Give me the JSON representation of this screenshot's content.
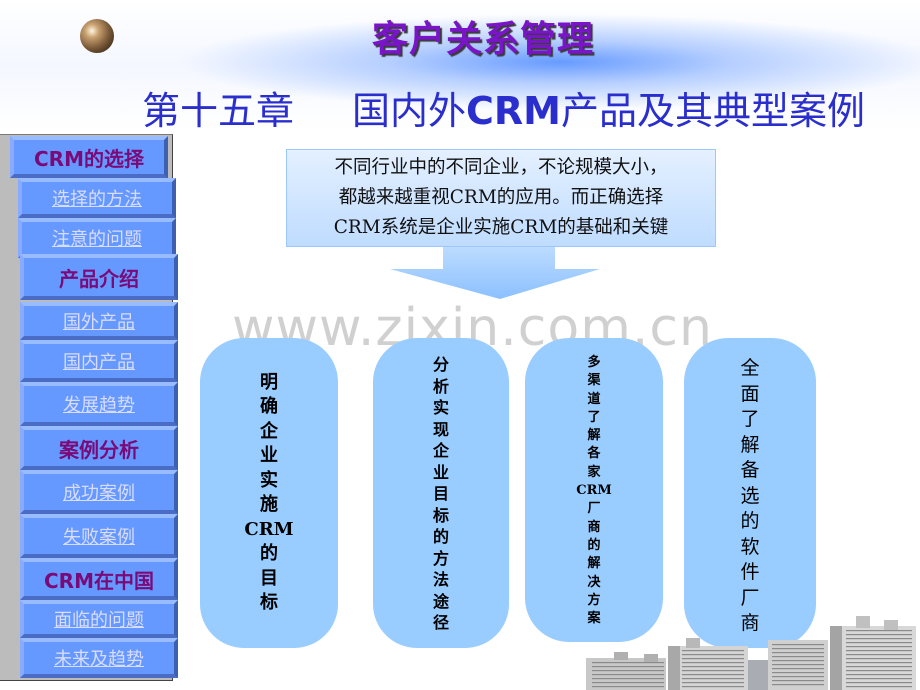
{
  "header": {
    "title": "客户关系管理",
    "chapter_number": "第十五章",
    "chapter_title_pre": "国内外",
    "chapter_title_crm": "CRM",
    "chapter_title_post": "产品及其典型案例"
  },
  "sidebar": {
    "items": [
      {
        "label": "CRM的选择",
        "type": "section"
      },
      {
        "label": "选择的方法",
        "type": "link"
      },
      {
        "label": "注意的问题",
        "type": "link"
      },
      {
        "label": "产品介绍",
        "type": "section"
      },
      {
        "label": "国外产品",
        "type": "link"
      },
      {
        "label": "国内产品",
        "type": "link"
      },
      {
        "label": "发展趋势",
        "type": "link"
      },
      {
        "label": "案例分析",
        "type": "section"
      },
      {
        "label": "成功案例",
        "type": "link"
      },
      {
        "label": "失败案例",
        "type": "link"
      },
      {
        "label": "CRM在中国",
        "type": "section"
      },
      {
        "label": "面临的问题",
        "type": "link"
      },
      {
        "label": "未来及趋势",
        "type": "link"
      }
    ]
  },
  "intro": {
    "lines": [
      "不同行业中的不同企业，不论规模大小，",
      "都越来越重视CRM的应用。而正确选择",
      "CRM系统是企业实施CRM的基础和关键"
    ]
  },
  "watermark": "www.zixin.com.cn",
  "cards": [
    {
      "chars": [
        "明",
        "确",
        "企",
        "业",
        "实",
        "施",
        "CRM",
        "的",
        "目",
        "标"
      ]
    },
    {
      "chars": [
        "分",
        "析",
        "实",
        "现",
        "企",
        "业",
        "目",
        "标",
        "的",
        "方",
        "法",
        "途",
        "径"
      ]
    },
    {
      "chars": [
        "多",
        "渠",
        "道",
        "了",
        "解",
        "各",
        "家",
        "CRM",
        "厂",
        "商",
        "的",
        "解",
        "决",
        "方",
        "案"
      ]
    },
    {
      "chars": [
        "全",
        "面",
        "了",
        "解",
        "备",
        "选",
        "的",
        "软",
        "件",
        "厂",
        "商"
      ]
    }
  ],
  "colors": {
    "title": "#7a14c8",
    "chapter": "#2a2ecc",
    "nav_button": "#6699ff",
    "nav_section_text": "#7a0a78",
    "nav_link_text": "#d8dcff",
    "card": "#99ccff"
  }
}
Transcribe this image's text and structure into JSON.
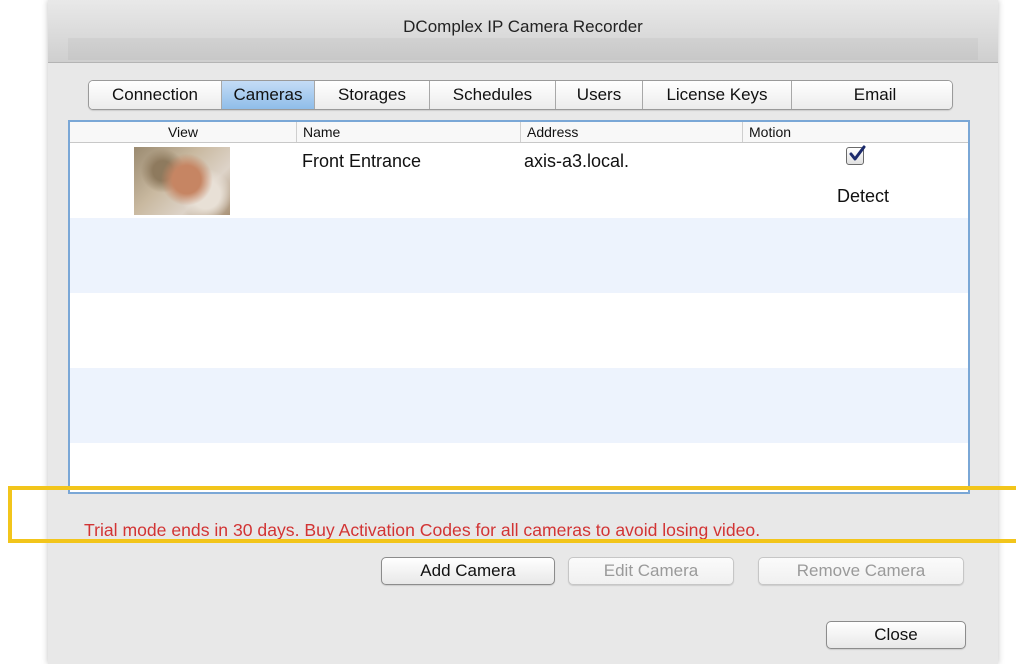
{
  "window": {
    "title": "DComplex IP Camera Recorder"
  },
  "tabs": [
    {
      "label": "Connection",
      "active": false
    },
    {
      "label": "Cameras",
      "active": true
    },
    {
      "label": "Storages",
      "active": false
    },
    {
      "label": "Schedules",
      "active": false
    },
    {
      "label": "Users",
      "active": false
    },
    {
      "label": "License Keys",
      "active": false
    },
    {
      "label": "Email",
      "active": false
    }
  ],
  "table": {
    "columns": [
      "View",
      "Name",
      "Address",
      "Motion"
    ],
    "rows": [
      {
        "name": "Front Entrance",
        "address": "axis-a3.local.",
        "motion_checked": true,
        "motion_label": "Detect"
      }
    ]
  },
  "notice": {
    "text": "Trial mode ends in 30 days. Buy Activation Codes for all cameras to avoid losing video.",
    "color": "#d23434",
    "highlight_color": "#f2c51b"
  },
  "buttons": {
    "add": "Add Camera",
    "edit": "Edit Camera",
    "remove": "Remove Camera",
    "close": "Close"
  },
  "colors": {
    "active_tab": "#8fbde9",
    "table_border": "#7aa7d6",
    "alt_row": "#edf3fd"
  }
}
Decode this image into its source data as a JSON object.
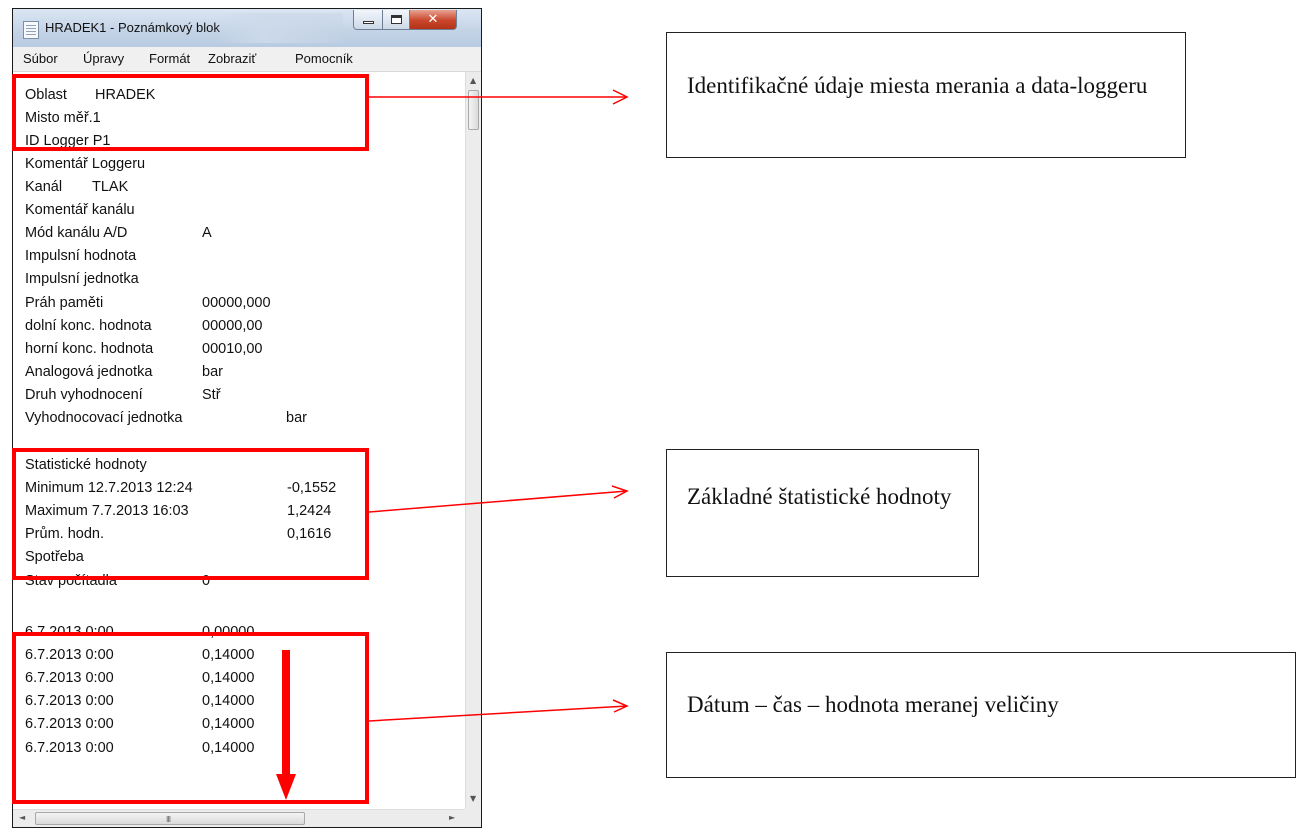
{
  "window": {
    "title": "HRADEK1 - Poznámkový blok",
    "controls": {
      "close_glyph": "✕"
    }
  },
  "menu": [
    "Súbor",
    "Úpravy",
    "Formát",
    "Zobraziť",
    "Pomocník"
  ],
  "scrollbar": {
    "up": "▲",
    "down": "▼",
    "left": "◄",
    "right": "►",
    "grip": "III"
  },
  "lines": [
    {
      "a": "Oblast",
      "b": "HRADEK"
    },
    {
      "a": "Misto měř.1"
    },
    {
      "a": "ID Logger P1"
    },
    {
      "a": "Komentář Loggeru"
    },
    {
      "a": "Kanál",
      "b": "TLAK"
    },
    {
      "a": "Komentář kanálu"
    },
    {
      "a": "Mód kanálu A/D",
      "b": "A"
    },
    {
      "a": "Impulsní hodnota"
    },
    {
      "a": "Impulsní jednotka"
    },
    {
      "a": "Práh paměti",
      "b": "00000,000"
    },
    {
      "a": "dolní konc. hodnota",
      "b": "00000,00"
    },
    {
      "a": "horní konc. hodnota",
      "b": "00010,00"
    },
    {
      "a": "Analogová jednotka",
      "b": "bar"
    },
    {
      "a": "Druh vyhodnocení",
      "b": "Stř"
    },
    {
      "a": "Vyhodnocovací jednotka",
      "b": "bar"
    },
    {
      "a": "Statistické hodnoty"
    },
    {
      "a": "Minimum  12.7.2013 12:24",
      "b": "-0,1552"
    },
    {
      "a": "Maximum  7.7.2013 16:03",
      "b": "1,2424"
    },
    {
      "a": "Prům. hodn.",
      "b": "0,1616"
    },
    {
      "a": "Spotřeba"
    },
    {
      "a": "Stav počítadla",
      "b": "0"
    },
    {
      "a": "6.7.2013 0:00",
      "b": "0,00000"
    },
    {
      "a": "6.7.2013 0:00",
      "b": "0,14000"
    },
    {
      "a": "6.7.2013 0:00",
      "b": "0,14000"
    },
    {
      "a": "6.7.2013 0:00",
      "b": "0,14000"
    },
    {
      "a": "6.7.2013 0:00",
      "b": "0,14000"
    },
    {
      "a": "6.7.2013 0:00",
      "b": "0,14000"
    }
  ],
  "callouts": [
    {
      "text": "Identifikačné údaje miesta merania a data-loggeru"
    },
    {
      "text": "Základné štatistické hodnoty"
    },
    {
      "text": "Dátum – čas – hodnota meranej veličiny"
    }
  ],
  "colors": {
    "highlight": "#ff0000",
    "close_button": "#c9462c"
  }
}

* * *

◆ WRITTEN TASK ◆
From the listing, copy every line where the string "jednotka" appears.

◆ OUTPUT FOR THIS TASK ◆
      "a": "Impulsní jednotka"
      "a": "Analogová jednotka",
      "a": "Vyhodnocovací jednotka",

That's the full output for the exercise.